[Dataset rows]
========================================================================

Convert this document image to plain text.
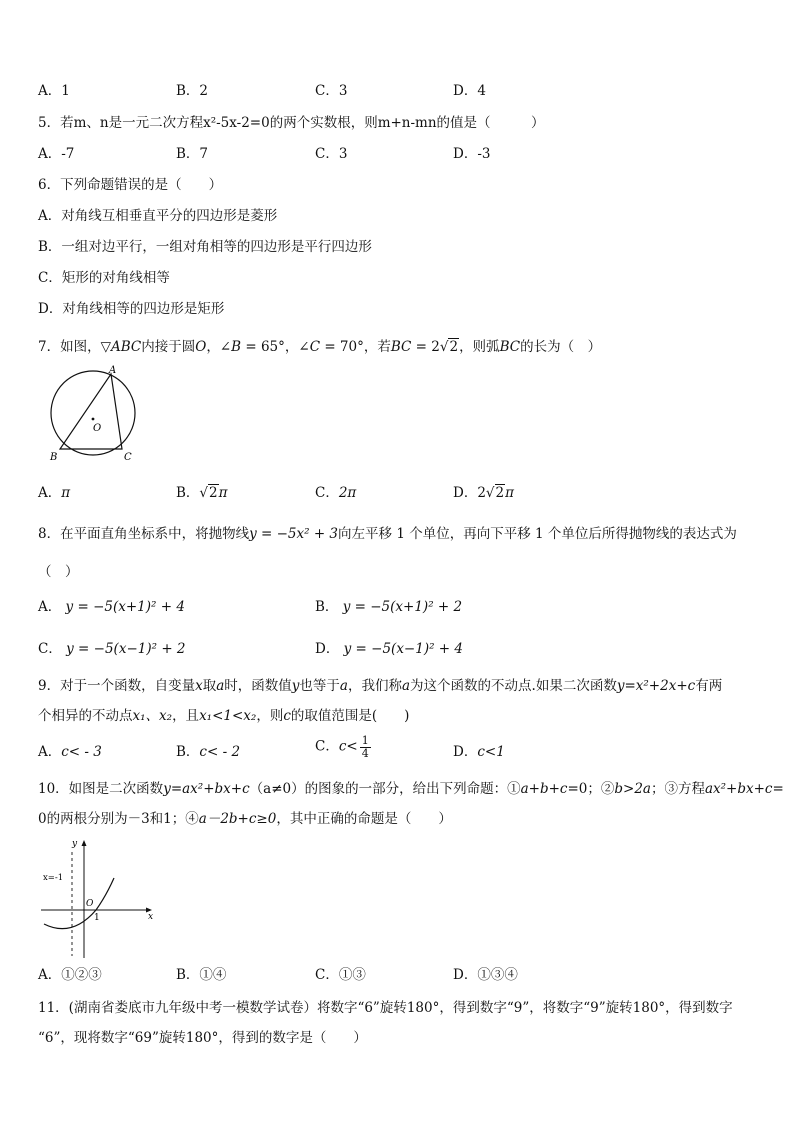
A．1	B．2	C．3	D．4
5．若m、n是一元二次方程x²-5x-2=0的两个实数根，则m+n-mn的值是（　　　）
A．-7	B．7	C．3	D．-3
6．下列命题错误的是（　　）
A．对角线互相垂直平分的四边形是菱形
B．一组对边平行，一组对角相等的四边形是平行四边形
C．矩形的对角线相等
D．对角线相等的四边形是矩形
7．如图，▽ABC内接于圆O，∠B = 65°，∠C = 70°，若BC = 2√2，则弧BC的长为（　）
A
B	C
O
A．π	B．√2π	C．2π	D．2√2π
8．在平面直角坐标系中，将抛物线y = −5x² + 3向左平移 1 个单位，再向下平移 1 个单位后所得抛物线的表达式为
（　）
A． y = −5(x+1)² + 4	B． y = −5(x+1)² + 2
C． y = −5(x−1)² + 2	D． y = −5(x−1)² + 4
9．对于一个函数，自变量x取a时，函数值y也等于a，我们称a为这个函数的不动点.如果二次函数y=x²+2x+c有两
个相异的不动点x₁、x₂，且x₁<1<x₂，则c的取值范围是(　　)
A．c< - 3	B．c< - 2	C．$c< \frac{1}{4}$	D．c<1
10．如图是二次函数y=ax²+bx+c（a≠0）的图象的一部分，给出下列命题：①a+b+c=0；②b>2a；③方程ax²+bx+c=
0的两根分别为－3和1；④a－2b+c≥0，其中正确的命题是（　　）
y
x
O
1
x=-1
A．①②③	B．①④	C．①③	D．①③④
11．(湖南省娄底市九年级中考一模数学试卷）将数字“6”旋转180°，得到数字“9”，将数字“9”旋转180°，得到数字
“6”，现将数字“69”旋转180°，得到的数字是（　　）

========================================================================

## GIVEN PROBLEM:
Give every record again exactly, apart from the pictures, which stay out.

## REPLY TO THE EXERCISE:
Convert this document image to plain text.
A．1	B．2	C．3	D．4
5．若m、n是一元二次方程x²-5x-2=0的两个实数根，则m+n-mn的值是（　　　）
A．-7	B．7	C．3	D．-3
6．下列命题错误的是（　　）
A．对角线互相垂直平分的四边形是菱形
B．一组对边平行，一组对角相等的四边形是平行四边形
C．矩形的对角线相等
D．对角线相等的四边形是矩形
7．如图，▽ABC内接于圆O，∠B = 65°，∠C = 70°，若BC = 2√2，则弧BC的长为（　）
A
B	C
O
A．π	B．√2π	C．2π	D．2√2π
8．在平面直角坐标系中，将抛物线y = −5x² + 3向左平移 1 个单位，再向下平移 1 个单位后所得抛物线的表达式为
（　）
A． y = −5(x+1)² + 4	B． y = −5(x+1)² + 2
C． y = −5(x−1)² + 2	D． y = −5(x−1)² + 4
9．对于一个函数，自变量x取a时，函数值y也等于a，我们称a为这个函数的不动点.如果二次函数y=x²+2x+c有两
个相异的不动点x₁、x₂，且x₁<1<x₂，则c的取值范围是(　　)
A．c< - 3	B．c< - 2	C．$c< \frac{1}{4}$	D．c<1
10．如图是二次函数y=ax²+bx+c（a≠0）的图象的一部分，给出下列命题：①a+b+c=0；②b>2a；③方程ax²+bx+c=
0的两根分别为－3和1；④a－2b+c≥0，其中正确的命题是（　　）
y
x
O
1
x=-1
A．①②③	B．①④	C．①③	D．①③④
11．(湖南省娄底市九年级中考一模数学试卷）将数字“6”旋转180°，得到数字“9”，将数字“9”旋转180°，得到数字
“6”，现将数字“69”旋转180°，得到的数字是（　　）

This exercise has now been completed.